— begin —

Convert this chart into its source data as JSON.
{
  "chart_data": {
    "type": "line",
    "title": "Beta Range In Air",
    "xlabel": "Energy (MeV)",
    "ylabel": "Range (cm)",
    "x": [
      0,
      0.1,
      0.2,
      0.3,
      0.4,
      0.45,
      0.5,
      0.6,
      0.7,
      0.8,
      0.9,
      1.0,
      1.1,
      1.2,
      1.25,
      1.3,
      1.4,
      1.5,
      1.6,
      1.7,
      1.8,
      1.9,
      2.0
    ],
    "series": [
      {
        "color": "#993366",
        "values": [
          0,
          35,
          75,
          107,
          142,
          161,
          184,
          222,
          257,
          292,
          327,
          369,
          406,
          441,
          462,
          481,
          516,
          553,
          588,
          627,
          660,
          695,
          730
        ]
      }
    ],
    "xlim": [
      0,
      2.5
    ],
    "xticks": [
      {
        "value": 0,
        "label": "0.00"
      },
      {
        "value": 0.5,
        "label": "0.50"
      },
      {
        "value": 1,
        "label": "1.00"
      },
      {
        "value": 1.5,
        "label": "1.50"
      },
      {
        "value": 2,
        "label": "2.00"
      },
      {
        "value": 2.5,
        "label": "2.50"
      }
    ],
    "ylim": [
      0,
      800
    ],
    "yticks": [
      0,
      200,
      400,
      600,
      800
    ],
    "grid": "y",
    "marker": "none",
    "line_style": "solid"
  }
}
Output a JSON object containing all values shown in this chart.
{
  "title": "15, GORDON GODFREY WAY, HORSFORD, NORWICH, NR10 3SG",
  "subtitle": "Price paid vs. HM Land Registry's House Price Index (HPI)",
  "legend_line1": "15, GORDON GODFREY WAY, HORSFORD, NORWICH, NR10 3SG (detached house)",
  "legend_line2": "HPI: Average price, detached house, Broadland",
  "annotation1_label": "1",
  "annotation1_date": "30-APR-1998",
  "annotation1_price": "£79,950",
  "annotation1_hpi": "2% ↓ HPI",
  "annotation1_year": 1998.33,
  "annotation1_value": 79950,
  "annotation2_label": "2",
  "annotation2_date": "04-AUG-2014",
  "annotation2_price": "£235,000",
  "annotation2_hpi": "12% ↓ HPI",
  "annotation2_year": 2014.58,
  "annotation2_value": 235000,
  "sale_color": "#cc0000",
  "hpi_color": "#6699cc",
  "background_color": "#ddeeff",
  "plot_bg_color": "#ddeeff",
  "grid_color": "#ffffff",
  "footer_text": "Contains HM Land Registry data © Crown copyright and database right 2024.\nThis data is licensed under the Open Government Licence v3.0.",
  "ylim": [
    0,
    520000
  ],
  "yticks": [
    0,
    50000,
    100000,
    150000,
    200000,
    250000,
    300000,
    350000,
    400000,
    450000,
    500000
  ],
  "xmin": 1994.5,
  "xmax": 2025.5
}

— end —

Gather all lines from the records above in which "GORDON" appears.

  "title": "15, GORDON GODFREY WAY, HORSFORD, NORWICH, NR10 3SG",
  "legend_line1": "15, GORDON GODFREY WAY, HORSFORD, NORWICH, NR10 3SG (detached house)",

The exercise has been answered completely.